Stored data entries
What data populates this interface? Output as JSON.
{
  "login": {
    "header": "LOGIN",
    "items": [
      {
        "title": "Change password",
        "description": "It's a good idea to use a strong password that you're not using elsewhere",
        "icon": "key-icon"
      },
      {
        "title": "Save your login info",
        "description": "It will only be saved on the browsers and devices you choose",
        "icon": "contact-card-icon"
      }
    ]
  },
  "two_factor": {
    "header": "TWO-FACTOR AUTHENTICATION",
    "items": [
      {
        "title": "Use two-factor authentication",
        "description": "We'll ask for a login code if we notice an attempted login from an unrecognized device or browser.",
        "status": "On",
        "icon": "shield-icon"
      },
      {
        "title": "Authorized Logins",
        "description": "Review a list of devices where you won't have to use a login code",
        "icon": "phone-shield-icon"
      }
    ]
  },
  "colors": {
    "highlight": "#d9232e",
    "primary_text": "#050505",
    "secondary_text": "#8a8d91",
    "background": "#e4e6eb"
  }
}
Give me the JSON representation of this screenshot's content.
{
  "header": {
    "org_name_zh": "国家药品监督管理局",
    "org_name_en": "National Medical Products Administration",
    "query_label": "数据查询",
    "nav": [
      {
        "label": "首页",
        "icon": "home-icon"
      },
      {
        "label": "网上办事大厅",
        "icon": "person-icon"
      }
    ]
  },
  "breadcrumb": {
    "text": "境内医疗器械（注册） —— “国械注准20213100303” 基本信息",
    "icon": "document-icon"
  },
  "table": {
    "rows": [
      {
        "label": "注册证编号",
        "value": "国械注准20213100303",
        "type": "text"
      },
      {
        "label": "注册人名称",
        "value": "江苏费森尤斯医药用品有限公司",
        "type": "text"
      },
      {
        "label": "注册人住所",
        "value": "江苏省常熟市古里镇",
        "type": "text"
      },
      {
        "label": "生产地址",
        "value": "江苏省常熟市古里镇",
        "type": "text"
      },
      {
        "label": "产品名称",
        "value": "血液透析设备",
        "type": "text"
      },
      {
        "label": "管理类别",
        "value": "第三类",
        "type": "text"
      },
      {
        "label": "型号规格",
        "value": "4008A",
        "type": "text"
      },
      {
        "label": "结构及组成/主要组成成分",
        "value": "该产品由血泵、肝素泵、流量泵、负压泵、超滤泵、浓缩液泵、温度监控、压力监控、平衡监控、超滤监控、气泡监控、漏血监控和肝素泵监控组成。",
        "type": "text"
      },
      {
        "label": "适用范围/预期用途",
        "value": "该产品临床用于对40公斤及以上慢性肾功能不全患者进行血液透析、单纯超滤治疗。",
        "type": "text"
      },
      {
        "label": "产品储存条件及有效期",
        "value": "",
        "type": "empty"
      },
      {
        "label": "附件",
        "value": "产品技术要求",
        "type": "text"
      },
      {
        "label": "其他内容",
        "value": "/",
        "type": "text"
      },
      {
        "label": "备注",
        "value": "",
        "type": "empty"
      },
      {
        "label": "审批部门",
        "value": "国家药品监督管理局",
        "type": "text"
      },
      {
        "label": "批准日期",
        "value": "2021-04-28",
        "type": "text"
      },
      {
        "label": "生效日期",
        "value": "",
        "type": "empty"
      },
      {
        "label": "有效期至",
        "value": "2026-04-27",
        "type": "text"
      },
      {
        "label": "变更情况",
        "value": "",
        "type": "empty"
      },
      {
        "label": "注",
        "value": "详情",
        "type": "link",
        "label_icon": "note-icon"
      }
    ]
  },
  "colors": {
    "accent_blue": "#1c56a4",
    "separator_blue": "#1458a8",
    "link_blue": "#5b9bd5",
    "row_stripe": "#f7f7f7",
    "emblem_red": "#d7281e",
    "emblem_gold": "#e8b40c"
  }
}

[WHAT YOU HAVE TO DO]
Identify lines with the string "header". Copy each one.

[SOLVED PROBLEM]
    "header": "LOGIN",
    "header": "TWO-FACTOR AUTHENTICATION",
  "header": {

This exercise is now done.